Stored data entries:
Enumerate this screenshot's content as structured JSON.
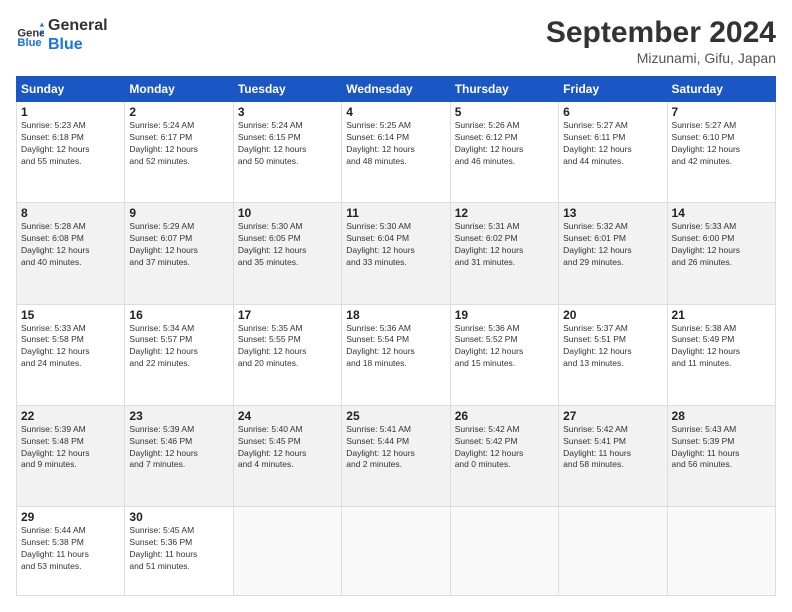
{
  "header": {
    "logo_line1": "General",
    "logo_line2": "Blue",
    "month": "September 2024",
    "location": "Mizunami, Gifu, Japan"
  },
  "weekdays": [
    "Sunday",
    "Monday",
    "Tuesday",
    "Wednesday",
    "Thursday",
    "Friday",
    "Saturday"
  ],
  "weeks": [
    [
      {
        "day": "1",
        "info": "Sunrise: 5:23 AM\nSunset: 6:18 PM\nDaylight: 12 hours\nand 55 minutes."
      },
      {
        "day": "2",
        "info": "Sunrise: 5:24 AM\nSunset: 6:17 PM\nDaylight: 12 hours\nand 52 minutes."
      },
      {
        "day": "3",
        "info": "Sunrise: 5:24 AM\nSunset: 6:15 PM\nDaylight: 12 hours\nand 50 minutes."
      },
      {
        "day": "4",
        "info": "Sunrise: 5:25 AM\nSunset: 6:14 PM\nDaylight: 12 hours\nand 48 minutes."
      },
      {
        "day": "5",
        "info": "Sunrise: 5:26 AM\nSunset: 6:12 PM\nDaylight: 12 hours\nand 46 minutes."
      },
      {
        "day": "6",
        "info": "Sunrise: 5:27 AM\nSunset: 6:11 PM\nDaylight: 12 hours\nand 44 minutes."
      },
      {
        "day": "7",
        "info": "Sunrise: 5:27 AM\nSunset: 6:10 PM\nDaylight: 12 hours\nand 42 minutes."
      }
    ],
    [
      {
        "day": "8",
        "info": "Sunrise: 5:28 AM\nSunset: 6:08 PM\nDaylight: 12 hours\nand 40 minutes."
      },
      {
        "day": "9",
        "info": "Sunrise: 5:29 AM\nSunset: 6:07 PM\nDaylight: 12 hours\nand 37 minutes."
      },
      {
        "day": "10",
        "info": "Sunrise: 5:30 AM\nSunset: 6:05 PM\nDaylight: 12 hours\nand 35 minutes."
      },
      {
        "day": "11",
        "info": "Sunrise: 5:30 AM\nSunset: 6:04 PM\nDaylight: 12 hours\nand 33 minutes."
      },
      {
        "day": "12",
        "info": "Sunrise: 5:31 AM\nSunset: 6:02 PM\nDaylight: 12 hours\nand 31 minutes."
      },
      {
        "day": "13",
        "info": "Sunrise: 5:32 AM\nSunset: 6:01 PM\nDaylight: 12 hours\nand 29 minutes."
      },
      {
        "day": "14",
        "info": "Sunrise: 5:33 AM\nSunset: 6:00 PM\nDaylight: 12 hours\nand 26 minutes."
      }
    ],
    [
      {
        "day": "15",
        "info": "Sunrise: 5:33 AM\nSunset: 5:58 PM\nDaylight: 12 hours\nand 24 minutes."
      },
      {
        "day": "16",
        "info": "Sunrise: 5:34 AM\nSunset: 5:57 PM\nDaylight: 12 hours\nand 22 minutes."
      },
      {
        "day": "17",
        "info": "Sunrise: 5:35 AM\nSunset: 5:55 PM\nDaylight: 12 hours\nand 20 minutes."
      },
      {
        "day": "18",
        "info": "Sunrise: 5:36 AM\nSunset: 5:54 PM\nDaylight: 12 hours\nand 18 minutes."
      },
      {
        "day": "19",
        "info": "Sunrise: 5:36 AM\nSunset: 5:52 PM\nDaylight: 12 hours\nand 15 minutes."
      },
      {
        "day": "20",
        "info": "Sunrise: 5:37 AM\nSunset: 5:51 PM\nDaylight: 12 hours\nand 13 minutes."
      },
      {
        "day": "21",
        "info": "Sunrise: 5:38 AM\nSunset: 5:49 PM\nDaylight: 12 hours\nand 11 minutes."
      }
    ],
    [
      {
        "day": "22",
        "info": "Sunrise: 5:39 AM\nSunset: 5:48 PM\nDaylight: 12 hours\nand 9 minutes."
      },
      {
        "day": "23",
        "info": "Sunrise: 5:39 AM\nSunset: 5:46 PM\nDaylight: 12 hours\nand 7 minutes."
      },
      {
        "day": "24",
        "info": "Sunrise: 5:40 AM\nSunset: 5:45 PM\nDaylight: 12 hours\nand 4 minutes."
      },
      {
        "day": "25",
        "info": "Sunrise: 5:41 AM\nSunset: 5:44 PM\nDaylight: 12 hours\nand 2 minutes."
      },
      {
        "day": "26",
        "info": "Sunrise: 5:42 AM\nSunset: 5:42 PM\nDaylight: 12 hours\nand 0 minutes."
      },
      {
        "day": "27",
        "info": "Sunrise: 5:42 AM\nSunset: 5:41 PM\nDaylight: 11 hours\nand 58 minutes."
      },
      {
        "day": "28",
        "info": "Sunrise: 5:43 AM\nSunset: 5:39 PM\nDaylight: 11 hours\nand 56 minutes."
      }
    ],
    [
      {
        "day": "29",
        "info": "Sunrise: 5:44 AM\nSunset: 5:38 PM\nDaylight: 11 hours\nand 53 minutes."
      },
      {
        "day": "30",
        "info": "Sunrise: 5:45 AM\nSunset: 5:36 PM\nDaylight: 11 hours\nand 51 minutes."
      },
      {
        "day": "",
        "info": ""
      },
      {
        "day": "",
        "info": ""
      },
      {
        "day": "",
        "info": ""
      },
      {
        "day": "",
        "info": ""
      },
      {
        "day": "",
        "info": ""
      }
    ]
  ]
}
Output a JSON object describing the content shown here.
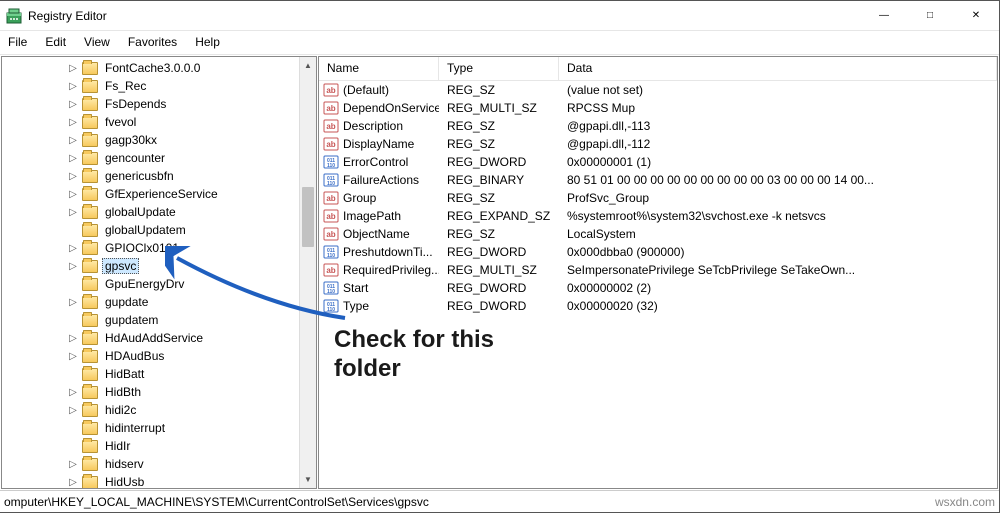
{
  "window": {
    "title": "Registry Editor"
  },
  "menu": {
    "file": "File",
    "edit": "Edit",
    "view": "View",
    "favorites": "Favorites",
    "help": "Help"
  },
  "tree": {
    "items": [
      {
        "label": "FontCache3.0.0.0",
        "exp": true,
        "selected": false
      },
      {
        "label": "Fs_Rec",
        "exp": true,
        "selected": false
      },
      {
        "label": "FsDepends",
        "exp": true,
        "selected": false
      },
      {
        "label": "fvevol",
        "exp": true,
        "selected": false
      },
      {
        "label": "gagp30kx",
        "exp": true,
        "selected": false
      },
      {
        "label": "gencounter",
        "exp": true,
        "selected": false
      },
      {
        "label": "genericusbfn",
        "exp": true,
        "selected": false
      },
      {
        "label": "GfExperienceService",
        "exp": true,
        "selected": false
      },
      {
        "label": "globalUpdate",
        "exp": true,
        "selected": false
      },
      {
        "label": "globalUpdatem",
        "exp": false,
        "selected": false
      },
      {
        "label": "GPIOClx0101",
        "exp": true,
        "selected": false
      },
      {
        "label": "gpsvc",
        "exp": true,
        "selected": true
      },
      {
        "label": "GpuEnergyDrv",
        "exp": false,
        "selected": false
      },
      {
        "label": "gupdate",
        "exp": true,
        "selected": false
      },
      {
        "label": "gupdatem",
        "exp": false,
        "selected": false
      },
      {
        "label": "HdAudAddService",
        "exp": true,
        "selected": false
      },
      {
        "label": "HDAudBus",
        "exp": true,
        "selected": false
      },
      {
        "label": "HidBatt",
        "exp": false,
        "selected": false
      },
      {
        "label": "HidBth",
        "exp": true,
        "selected": false
      },
      {
        "label": "hidi2c",
        "exp": true,
        "selected": false
      },
      {
        "label": "hidinterrupt",
        "exp": false,
        "selected": false
      },
      {
        "label": "HidIr",
        "exp": false,
        "selected": false
      },
      {
        "label": "hidserv",
        "exp": true,
        "selected": false
      },
      {
        "label": "HidUsb",
        "exp": true,
        "selected": false
      }
    ]
  },
  "list": {
    "headers": {
      "name": "Name",
      "type": "Type",
      "data": "Data"
    },
    "rows": [
      {
        "icon": "sz",
        "name": "(Default)",
        "type": "REG_SZ",
        "data": "(value not set)"
      },
      {
        "icon": "sz",
        "name": "DependOnService",
        "type": "REG_MULTI_SZ",
        "data": "RPCSS Mup"
      },
      {
        "icon": "sz",
        "name": "Description",
        "type": "REG_SZ",
        "data": "@gpapi.dll,-113"
      },
      {
        "icon": "sz",
        "name": "DisplayName",
        "type": "REG_SZ",
        "data": "@gpapi.dll,-112"
      },
      {
        "icon": "bin",
        "name": "ErrorControl",
        "type": "REG_DWORD",
        "data": "0x00000001 (1)"
      },
      {
        "icon": "bin",
        "name": "FailureActions",
        "type": "REG_BINARY",
        "data": "80 51 01 00 00 00 00 00 00 00 00 00 03 00 00 00 14 00..."
      },
      {
        "icon": "sz",
        "name": "Group",
        "type": "REG_SZ",
        "data": "ProfSvc_Group"
      },
      {
        "icon": "sz",
        "name": "ImagePath",
        "type": "REG_EXPAND_SZ",
        "data": "%systemroot%\\system32\\svchost.exe -k netsvcs"
      },
      {
        "icon": "sz",
        "name": "ObjectName",
        "type": "REG_SZ",
        "data": "LocalSystem"
      },
      {
        "icon": "bin",
        "name": "PreshutdownTi...",
        "type": "REG_DWORD",
        "data": "0x000dbba0 (900000)"
      },
      {
        "icon": "sz",
        "name": "RequiredPrivileg...",
        "type": "REG_MULTI_SZ",
        "data": "SeImpersonatePrivilege SeTcbPrivilege SeTakeOwn..."
      },
      {
        "icon": "bin",
        "name": "Start",
        "type": "REG_DWORD",
        "data": "0x00000002 (2)"
      },
      {
        "icon": "bin",
        "name": "Type",
        "type": "REG_DWORD",
        "data": "0x00000020 (32)"
      }
    ]
  },
  "status": {
    "path": "omputer\\HKEY_LOCAL_MACHINE\\SYSTEM\\CurrentControlSet\\Services\\gpsvc",
    "watermark": "wsxdn.com"
  },
  "annotation": {
    "line1": "Check for this",
    "line2": "folder"
  }
}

▶ Given problem:
Pull out all lines containing "gpsvc".

▶ Completed task:
        "label": "gpsvc",
    "path": "omputer\\HKEY_LOCAL_MACHINE\\SYSTEM\\CurrentControlSet\\Services\\gpsvc",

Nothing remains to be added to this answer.